**Aim**
Repeat the material below exactly, line for line.

[Figure content listings]
______

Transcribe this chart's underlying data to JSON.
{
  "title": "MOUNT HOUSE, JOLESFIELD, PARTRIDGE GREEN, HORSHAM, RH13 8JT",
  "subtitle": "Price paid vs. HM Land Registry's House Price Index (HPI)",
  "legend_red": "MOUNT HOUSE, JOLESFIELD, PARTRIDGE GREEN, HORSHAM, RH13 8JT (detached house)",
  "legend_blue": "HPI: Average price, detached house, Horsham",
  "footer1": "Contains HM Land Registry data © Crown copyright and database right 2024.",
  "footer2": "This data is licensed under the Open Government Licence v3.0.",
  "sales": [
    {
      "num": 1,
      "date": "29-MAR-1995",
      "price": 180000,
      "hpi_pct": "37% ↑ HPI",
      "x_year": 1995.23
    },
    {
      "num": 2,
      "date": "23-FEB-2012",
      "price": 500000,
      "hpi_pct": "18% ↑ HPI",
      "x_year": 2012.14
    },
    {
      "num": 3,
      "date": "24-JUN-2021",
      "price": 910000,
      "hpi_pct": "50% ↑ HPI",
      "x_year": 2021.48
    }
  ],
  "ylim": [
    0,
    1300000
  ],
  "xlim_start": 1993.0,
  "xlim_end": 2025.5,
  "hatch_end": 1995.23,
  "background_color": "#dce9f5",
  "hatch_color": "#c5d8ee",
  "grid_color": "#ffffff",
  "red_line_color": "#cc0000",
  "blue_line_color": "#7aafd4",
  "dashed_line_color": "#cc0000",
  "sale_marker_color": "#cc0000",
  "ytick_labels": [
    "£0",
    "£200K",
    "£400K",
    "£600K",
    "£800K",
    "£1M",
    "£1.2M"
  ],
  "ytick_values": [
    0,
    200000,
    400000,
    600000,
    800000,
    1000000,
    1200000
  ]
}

______

**Worked solution**
Transcribe this chart's underlying data to JSON.
{
  "title": "MOUNT HOUSE, JOLESFIELD, PARTRIDGE GREEN, HORSHAM, RH13 8JT",
  "subtitle": "Price paid vs. HM Land Registry's House Price Index (HPI)",
  "legend_red": "MOUNT HOUSE, JOLESFIELD, PARTRIDGE GREEN, HORSHAM, RH13 8JT (detached house)",
  "legend_blue": "HPI: Average price, detached house, Horsham",
  "footer1": "Contains HM Land Registry data © Crown copyright and database right 2024.",
  "footer2": "This data is licensed under the Open Government Licence v3.0.",
  "sales": [
    {
      "num": 1,
      "date": "29-MAR-1995",
      "price": 180000,
      "hpi_pct": "37% ↑ HPI",
      "x_year": 1995.23
    },
    {
      "num": 2,
      "date": "23-FEB-2012",
      "price": 500000,
      "hpi_pct": "18% ↑ HPI",
      "x_year": 2012.14
    },
    {
      "num": 3,
      "date": "24-JUN-2021",
      "price": 910000,
      "hpi_pct": "50% ↑ HPI",
      "x_year": 2021.48
    }
  ],
  "ylim": [
    0,
    1300000
  ],
  "xlim_start": 1993.0,
  "xlim_end": 2025.5,
  "hatch_end": 1995.23,
  "background_color": "#dce9f5",
  "hatch_color": "#c5d8ee",
  "grid_color": "#ffffff",
  "red_line_color": "#cc0000",
  "blue_line_color": "#7aafd4",
  "dashed_line_color": "#cc0000",
  "sale_marker_color": "#cc0000",
  "ytick_labels": [
    "£0",
    "£200K",
    "£400K",
    "£600K",
    "£800K",
    "£1M",
    "£1.2M"
  ],
  "ytick_values": [
    0,
    200000,
    400000,
    600000,
    800000,
    1000000,
    1200000
  ]
}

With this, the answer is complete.